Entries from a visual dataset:
+++
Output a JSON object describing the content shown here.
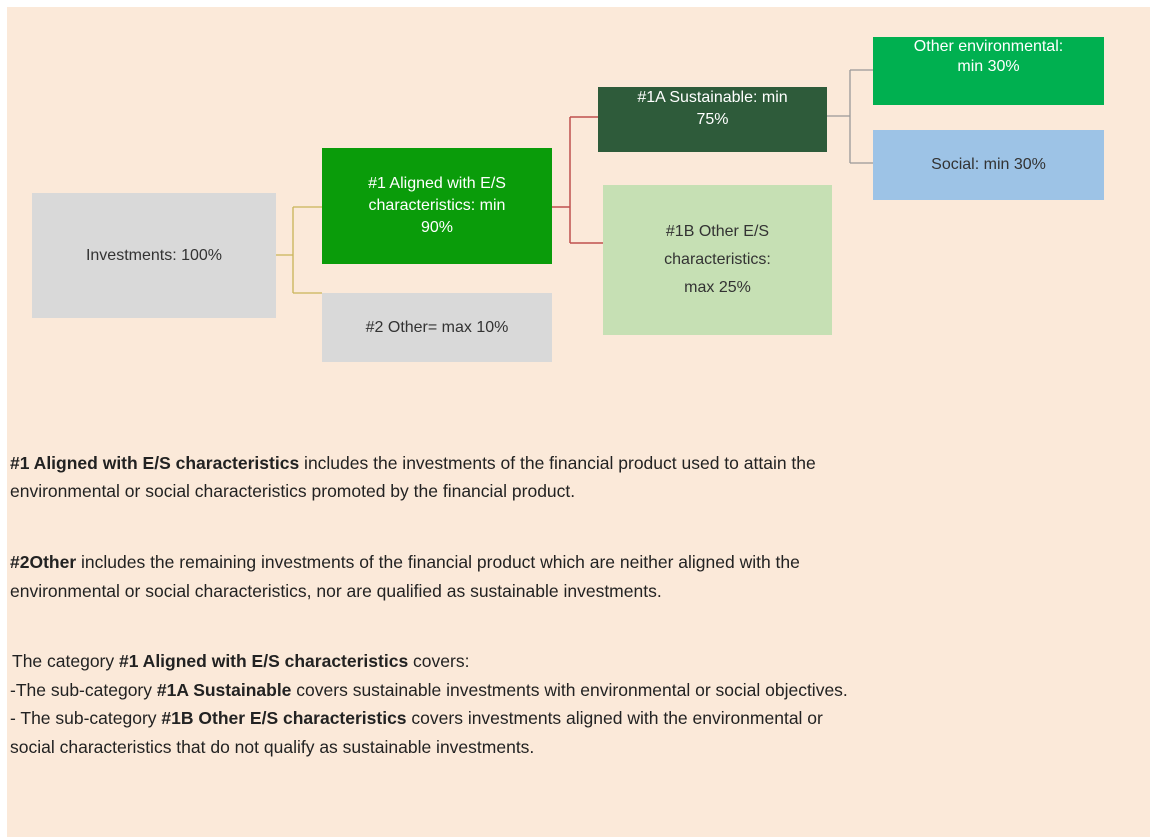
{
  "nodes": [
    {
      "lines": [
        "Investments: 100%"
      ]
    },
    {
      "lines": [
        "#1 Aligned with E/S",
        "characteristics: min",
        "90%"
      ]
    },
    {
      "lines": [
        "#2 Other= max 10%"
      ]
    },
    {
      "lines": [
        "#1A Sustainable: min",
        "75%"
      ]
    },
    {
      "lines": [
        "#1B Other E/S",
        "characteristics:",
        "max 25%"
      ]
    },
    {
      "lines": [
        "Other environmental:",
        "min 30%"
      ]
    },
    {
      "lines": [
        "Social: min 30%"
      ]
    }
  ],
  "paragraphs": [
    {
      "lines": [
        {
          "runs": [
            {
              "text": "#1 Aligned with E/S characteristics",
              "bold": true
            },
            {
              "text": " includes the investments of the financial product used to attain the"
            }
          ]
        },
        {
          "runs": [
            {
              "text": "environmental or social characteristics promoted by the financial product."
            }
          ]
        }
      ]
    },
    {
      "lines": [
        {
          "runs": [
            {
              "text": "#2Other",
              "bold": true
            },
            {
              "text": " includes the remaining investments of the financial product which are neither aligned with the"
            }
          ]
        },
        {
          "runs": [
            {
              "text": "environmental or social characteristics, nor are qualified as sustainable investments."
            }
          ]
        }
      ]
    },
    {
      "lines": [
        {
          "runs": [
            {
              "text": "The category "
            },
            {
              "text": "#1 Aligned with E/S characteristics",
              "bold": true
            },
            {
              "text": " covers:"
            }
          ]
        },
        {
          "runs": [
            {
              "text": "-The sub-category "
            },
            {
              "text": "#1A Sustainable",
              "bold": true
            },
            {
              "text": " covers sustainable investments with environmental or social objectives."
            }
          ]
        },
        {
          "runs": [
            {
              "text": "- The sub-category "
            },
            {
              "text": "#1B Other E/S characteristics",
              "bold": true
            },
            {
              "text": " covers investments aligned with the environmental or"
            }
          ]
        },
        {
          "runs": [
            {
              "text": "social characteristics that do not qualify as sustainable investments."
            }
          ]
        }
      ]
    }
  ]
}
+++
Problem details: In the material above, show every line where the word "includes" turns up.

Result below:
              "text": " includes the investments of the financial product used to attain the"
              "text": " includes the remaining investments of the financial product which are neither aligned with the"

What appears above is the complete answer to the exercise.